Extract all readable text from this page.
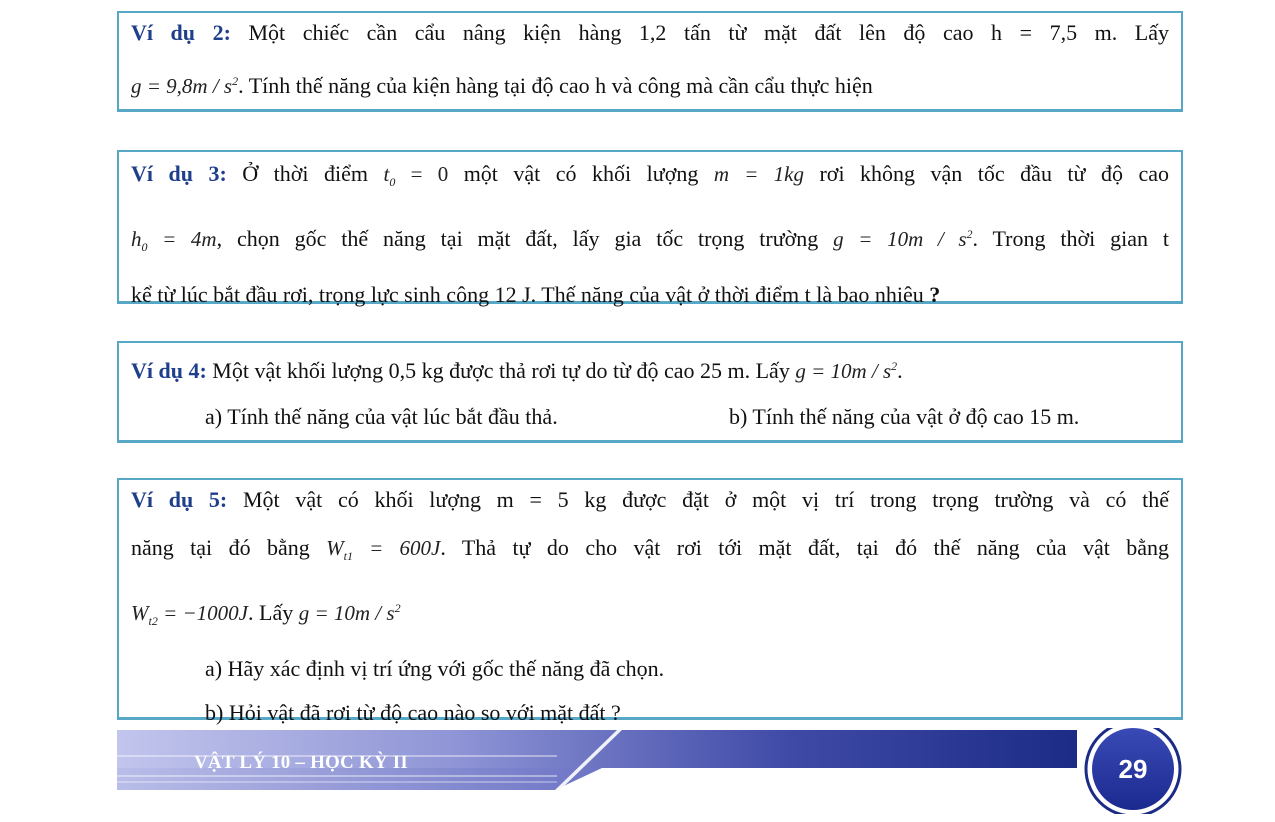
Ví dụ 2: Một chiếc cần cẩu nâng kiện hàng 1,2 tấn từ mặt đất lên độ cao h = 7,5 m. Lấy
$g = 9,8m / s^2$. Tính thế năng của kiện hàng tại độ cao h và công mà cần cẩu thực hiện
Ví dụ 3: Ở thời điểm $t_0 = 0$ một vật có khối lượng m = 1kg rơi không vận tốc đầu từ độ cao
$h_0 = 4m$, chọn gốc thế năng tại mặt đất, lấy gia tốc trọng trường $g = 10m / s^2$. Trong thời gian t
kể từ lúc bắt đầu rơi, trọng lực sinh công 12 J. Thế năng của vật ở thời điểm t là bao nhiêu ?
Ví dụ 4: Một vật khối lượng 0,5 kg được thả rơi tự do từ độ cao 25 m. Lấy $g = 10m / s^2$.
a) Tính thế năng của vật lúc bắt đầu thả.	b) Tính thế năng của vật ở độ cao 15 m.
Ví dụ 5: Một vật có khối lượng m = 5 kg được đặt ở một vị trí trong trọng trường và có thế
năng tại đó bằng $W_{t1} = 600J$. Thả tự do cho vật rơi tới mặt đất, tại đó thế năng của vật bằng
$W_{t2} = -1000J$. Lấy $g = 10m / s^2$
a) Hãy xác định vị trí ứng với gốc thế năng đã chọn.
b) Hỏi vật đã rơi từ độ cao nào so với mặt đất ?
VẬT LÝ 10 – HỌC KỲ II	29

-=-=-

SHORT TASK -
Exclude the images and reproduce the remaining data exactly.

RESPONSE -
Extract all readable text from this page.
Ví dụ 2: Một chiếc cần cẩu nâng kiện hàng 1,2 tấn từ mặt đất lên độ cao h = 7,5 m. Lấy
$g = 9,8m / s^2$. Tính thế năng của kiện hàng tại độ cao h và công mà cần cẩu thực hiện
Ví dụ 3: Ở thời điểm $t_0 = 0$ một vật có khối lượng m = 1kg rơi không vận tốc đầu từ độ cao
$h_0 = 4m$, chọn gốc thế năng tại mặt đất, lấy gia tốc trọng trường $g = 10m / s^2$. Trong thời gian t
kể từ lúc bắt đầu rơi, trọng lực sinh công 12 J. Thế năng của vật ở thời điểm t là bao nhiêu ?
Ví dụ 4: Một vật khối lượng 0,5 kg được thả rơi tự do từ độ cao 25 m. Lấy $g = 10m / s^2$.
a) Tính thế năng của vật lúc bắt đầu thả.	b) Tính thế năng của vật ở độ cao 15 m.
Ví dụ 5: Một vật có khối lượng m = 5 kg được đặt ở một vị trí trong trọng trường và có thế
năng tại đó bằng $W_{t1} = 600J$. Thả tự do cho vật rơi tới mặt đất, tại đó thế năng của vật bằng
$W_{t2} = -1000J$. Lấy $g = 10m / s^2$
a) Hãy xác định vị trí ứng với gốc thế năng đã chọn.
b) Hỏi vật đã rơi từ độ cao nào so với mặt đất ?
VẬT LÝ 10 – HỌC KỲ II	29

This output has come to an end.